### CHALLENGE:
Would it be possible to write out each entry below exactly, without the pictures?
....
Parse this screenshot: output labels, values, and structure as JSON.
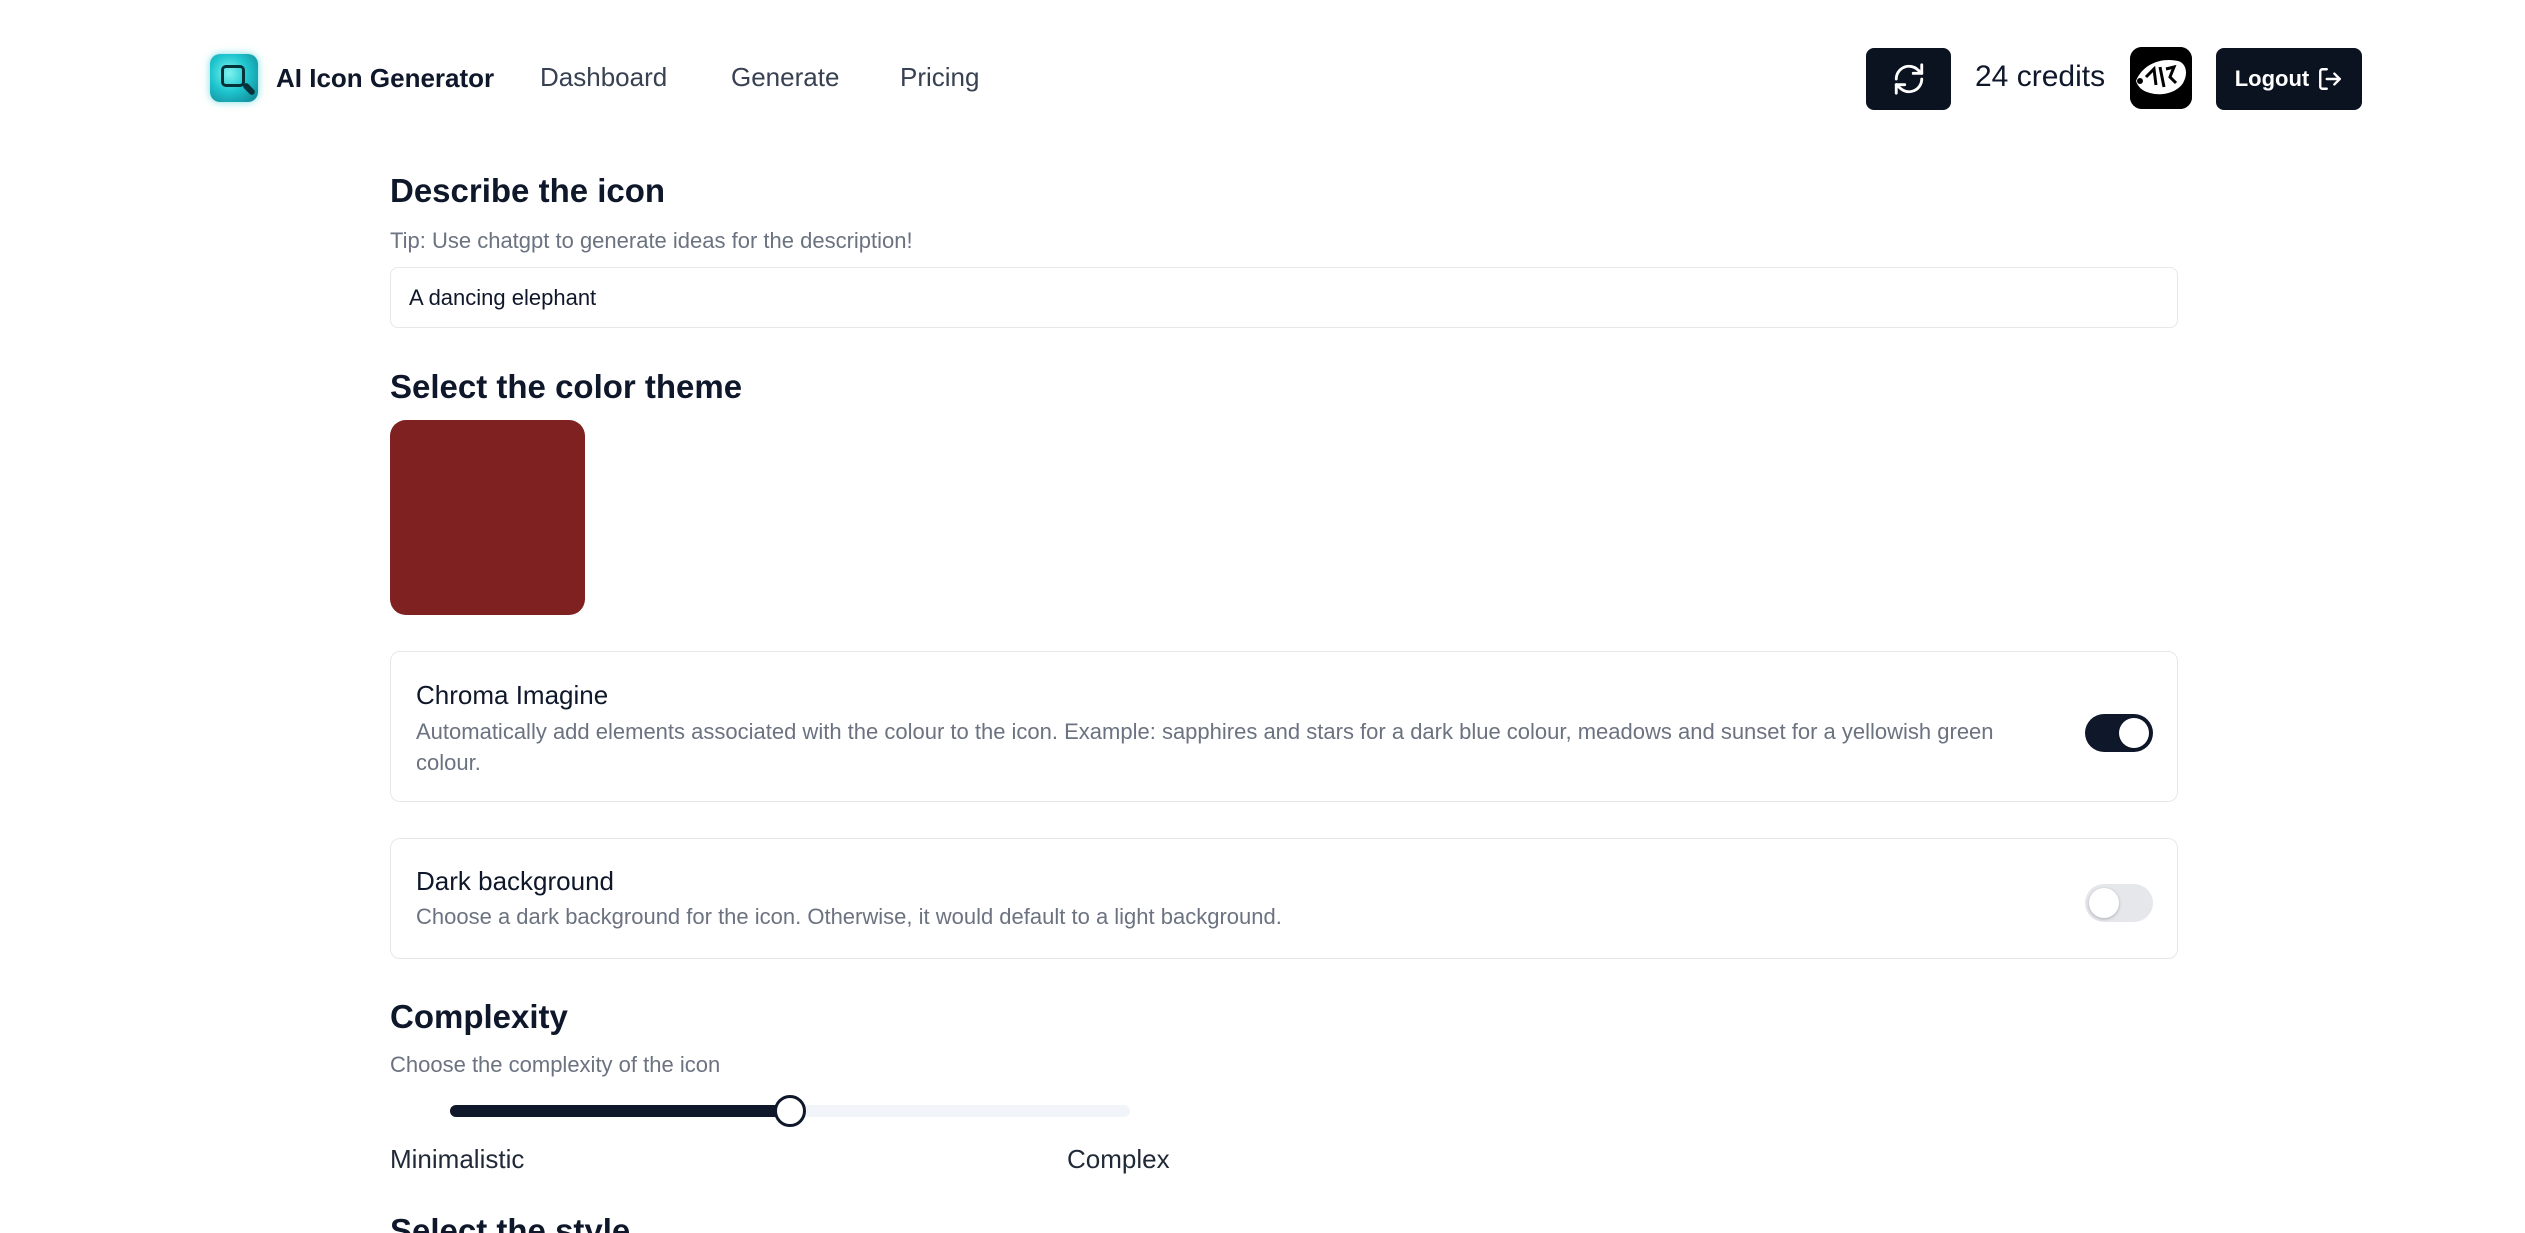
{
  "header": {
    "brand_name": "AI Icon Generator",
    "nav": [
      {
        "label": "Dashboard"
      },
      {
        "label": "Generate"
      },
      {
        "label": "Pricing"
      }
    ],
    "credits": "24 credits",
    "logout_label": "Logout"
  },
  "describe": {
    "title": "Describe the icon",
    "tip": "Tip: Use chatgpt to generate ideas for the description!",
    "value": "A dancing elephant"
  },
  "color_theme": {
    "title": "Select the color theme",
    "selected_color": "#7f2121"
  },
  "chroma": {
    "title": "Chroma Imagine",
    "description": "Automatically add elements associated with the colour to the icon. Example: sapphires and stars for a dark blue colour, meadows and sunset for a yellowish green colour.",
    "enabled": true
  },
  "dark_background": {
    "title": "Dark background",
    "description": "Choose a dark background for the icon. Otherwise, it would default to a light background.",
    "enabled": false
  },
  "complexity": {
    "title": "Complexity",
    "subtitle": "Choose the complexity of the icon",
    "value_fraction": 0.5,
    "min_label": "Minimalistic",
    "max_label": "Complex"
  },
  "style": {
    "title": "Select the style"
  },
  "colors": {
    "primary": "#0f172a",
    "muted_text": "#6b7280",
    "border": "#e5e7eb"
  }
}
....
### ANSWER TO THIS EXERCISE:
Parse this screenshot: output labels, values, and structure as JSON.
{
  "header": {
    "brand_name": "AI Icon Generator",
    "nav": [
      {
        "label": "Dashboard"
      },
      {
        "label": "Generate"
      },
      {
        "label": "Pricing"
      }
    ],
    "credits": "24 credits",
    "logout_label": "Logout"
  },
  "describe": {
    "title": "Describe the icon",
    "tip": "Tip: Use chatgpt to generate ideas for the description!",
    "value": "A dancing elephant"
  },
  "color_theme": {
    "title": "Select the color theme",
    "selected_color": "#7f2121"
  },
  "chroma": {
    "title": "Chroma Imagine",
    "description": "Automatically add elements associated with the colour to the icon. Example: sapphires and stars for a dark blue colour, meadows and sunset for a yellowish green colour.",
    "enabled": true
  },
  "dark_background": {
    "title": "Dark background",
    "description": "Choose a dark background for the icon. Otherwise, it would default to a light background.",
    "enabled": false
  },
  "complexity": {
    "title": "Complexity",
    "subtitle": "Choose the complexity of the icon",
    "value_fraction": 0.5,
    "min_label": "Minimalistic",
    "max_label": "Complex"
  },
  "style": {
    "title": "Select the style"
  },
  "colors": {
    "primary": "#0f172a",
    "muted_text": "#6b7280",
    "border": "#e5e7eb"
  }
}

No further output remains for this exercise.